Task details:
Copy the material below word for word, line by line, and leave out the pictures.

Source records:
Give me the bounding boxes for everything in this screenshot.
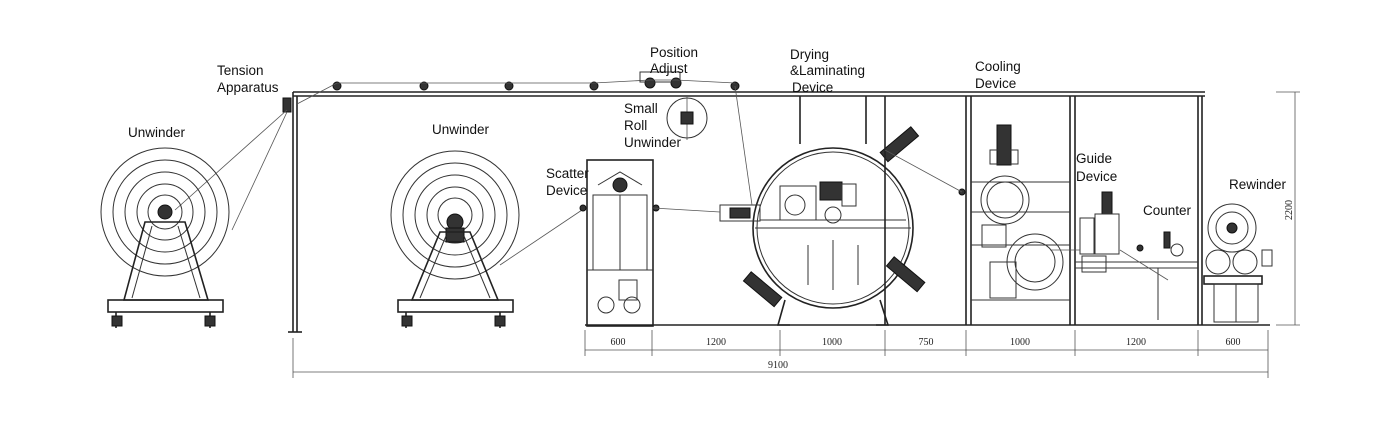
frame-posts — [884, 96, 1203, 325]
dim-1000-right: 1000 — [1010, 337, 1030, 348]
drying-laminating-device — [652, 85, 926, 326]
label-guide-1: Guide — [1076, 151, 1112, 166]
dim-total: 9100 — [768, 360, 788, 371]
label-drying-2: &Laminating — [790, 63, 865, 78]
overhead-frame — [288, 91, 1205, 333]
label-drying-1: Drying — [790, 47, 829, 62]
label-tension-2: Apparatus — [217, 80, 279, 95]
label-cooling-2: Device — [975, 76, 1016, 91]
rewinder — [1203, 203, 1273, 323]
label-unwinder-mid: Unwinder — [432, 122, 490, 137]
dim-1200-left: 1200 — [706, 337, 726, 348]
dimension-lines — [292, 91, 1300, 378]
guide-counter-device — [1050, 191, 1198, 320]
label-small-2: Roll — [624, 118, 647, 133]
label-drying-3: Device — [792, 80, 833, 95]
tension-apparatus — [174, 97, 292, 231]
label-small-1: Small — [624, 101, 658, 116]
label-small-3: Unwinder — [624, 135, 682, 150]
label-unwinder-left: Unwinder — [128, 125, 186, 140]
label-counter: Counter — [1143, 203, 1192, 218]
label-rewinder: Rewinder — [1229, 177, 1287, 192]
label-scatter-2: Device — [546, 183, 587, 198]
dim-1200-right: 1200 — [1126, 337, 1146, 348]
label-guide-2: Device — [1076, 169, 1117, 184]
dim-height: 2200 — [1284, 200, 1295, 220]
label-cooling-1: Cooling — [975, 59, 1021, 74]
label-position-1: Position — [650, 45, 698, 60]
small-roll-unwinder — [639, 71, 708, 140]
label-tension-1: Tension — [217, 63, 264, 78]
unwinder-left — [100, 147, 230, 328]
label-scatter-1: Scatter — [546, 166, 589, 181]
dim-600-right: 600 — [1226, 337, 1241, 348]
label-position-2: Adjust — [650, 61, 688, 76]
dim-750: 750 — [919, 337, 934, 348]
top-guide-rollers — [296, 77, 740, 105]
cooling-device — [884, 124, 1070, 301]
dim-600-left: 600 — [611, 337, 626, 348]
dim-1000-left: 1000 — [822, 337, 842, 348]
unwinder-middle — [390, 150, 583, 328]
scatter-device — [579, 159, 660, 327]
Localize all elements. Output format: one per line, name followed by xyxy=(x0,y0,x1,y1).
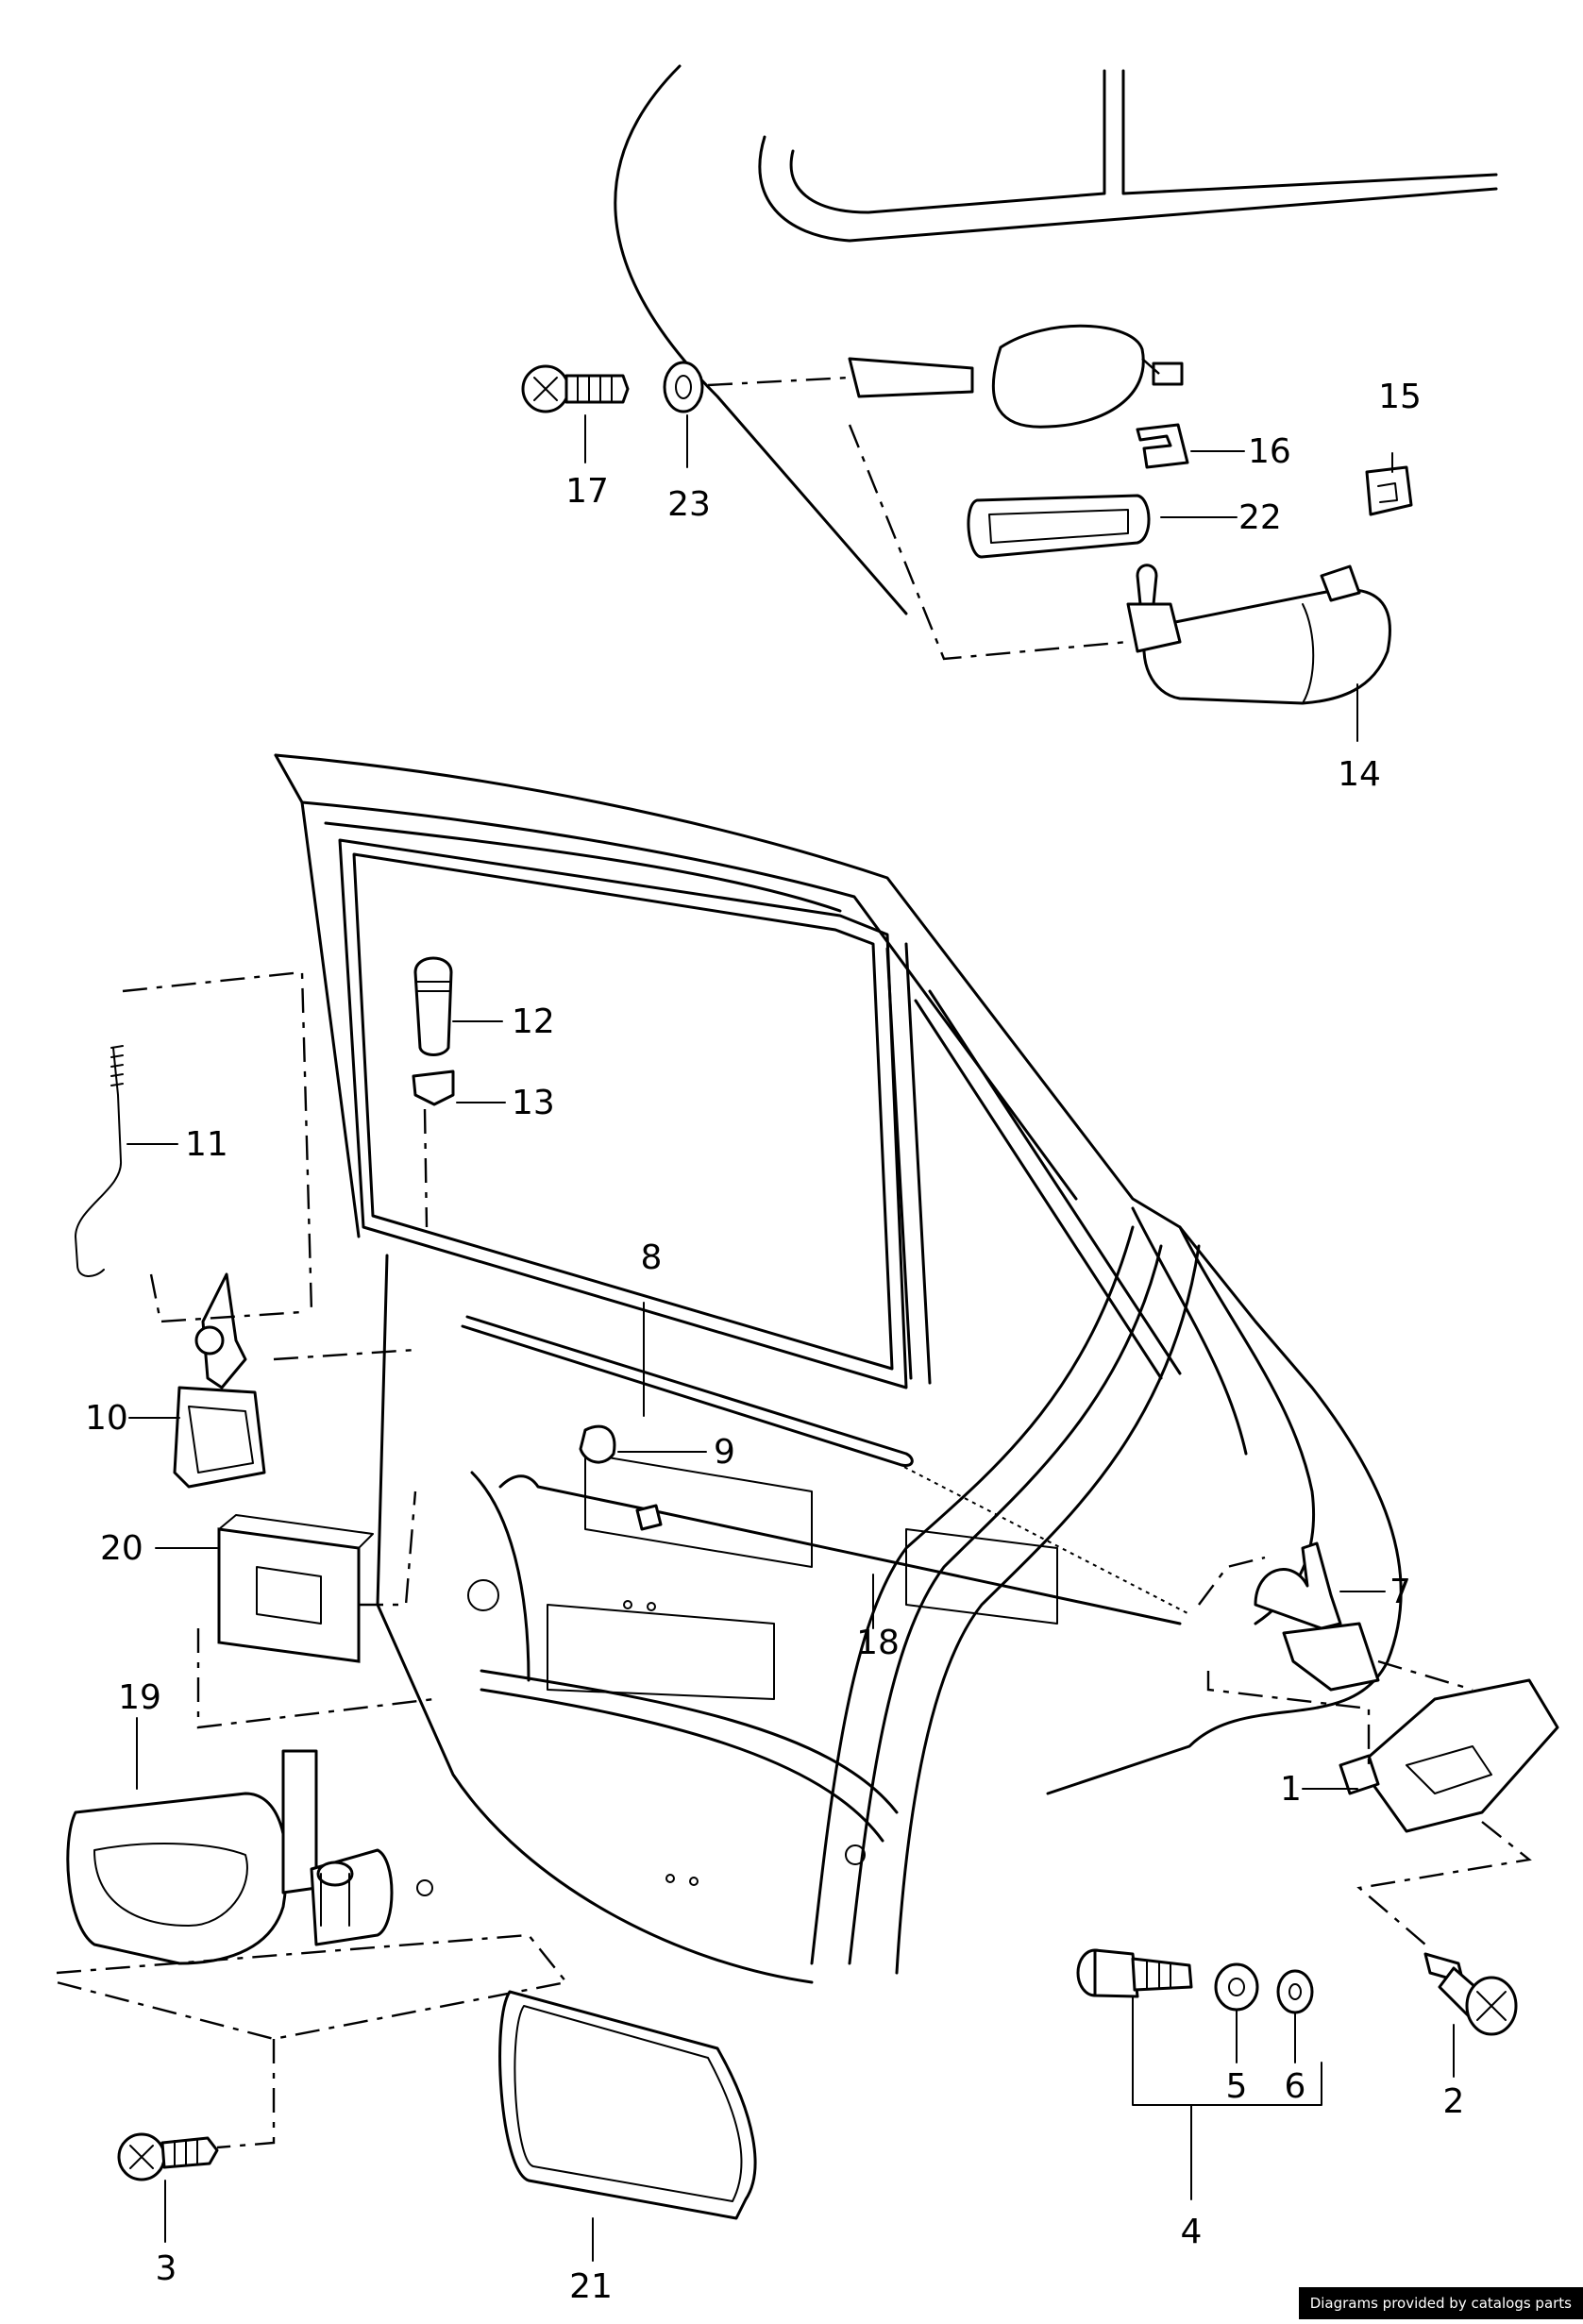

Complete output:
Give me the bounding boxes for everything in this screenshot.
frame-posts — [884, 96, 1203, 325]
dim-1000-right: 1000 — [1010, 337, 1030, 348]
drying-laminating-device — [652, 85, 926, 326]
label-guide-1: Guide — [1076, 151, 1112, 166]
dim-total: 9100 — [768, 360, 788, 371]
label-drying-2: &Laminating — [790, 63, 865, 78]
overhead-frame — [288, 91, 1205, 333]
label-drying-1: Drying — [790, 47, 829, 62]
label-tension-2: Apparatus — [217, 80, 279, 95]
label-cooling-2: Device — [975, 76, 1016, 91]
rewinder — [1203, 203, 1273, 323]
label-unwinder-mid: Unwinder — [432, 122, 490, 137]
dim-1200-left: 1200 — [706, 337, 726, 348]
dimension-lines — [292, 91, 1300, 378]
guide-counter-device — [1050, 191, 1198, 320]
label-small-2: Roll — [624, 118, 647, 133]
label-drying-3: Device — [792, 80, 833, 95]
tension-apparatus — [174, 97, 292, 231]
label-small-1: Small — [624, 101, 658, 116]
label-small-3: Unwinder — [624, 135, 682, 150]
label-unwinder-left: Unwinder — [128, 125, 186, 140]
label-counter: Counter — [1143, 203, 1192, 218]
label-rewinder: Rewinder — [1229, 177, 1287, 192]
label-scatter-2: Device — [546, 183, 587, 198]
dim-1200-right: 1200 — [1126, 337, 1146, 348]
label-guide-2: Device — [1076, 169, 1117, 184]
dim-height: 2200 — [1284, 200, 1295, 220]
label-cooling-1: Cooling — [975, 59, 1021, 74]
label-position-1: Position — [650, 45, 698, 60]
small-roll-unwinder — [639, 71, 708, 140]
label-tension-1: Tension — [217, 63, 264, 78]
unwinder-left — [100, 147, 230, 328]
label-scatter-1: Scatter — [546, 166, 589, 181]
dim-600-right: 600 — [1226, 337, 1241, 348]
label-position-2: Adjust — [650, 61, 688, 76]
dim-750: 750 — [919, 337, 934, 348]
top-guide-rollers — [296, 77, 740, 105]
cooling-device — [884, 124, 1070, 301]
dim-600-left: 600 — [611, 337, 626, 348]
dim-1000-left: 1000 — [822, 337, 842, 348]
unwinder-middle — [390, 150, 583, 328]
scatter-device — [579, 159, 660, 327]
Localize all elements. Output format: one per line, name followed by xyxy=(x0,y0,x1,y1).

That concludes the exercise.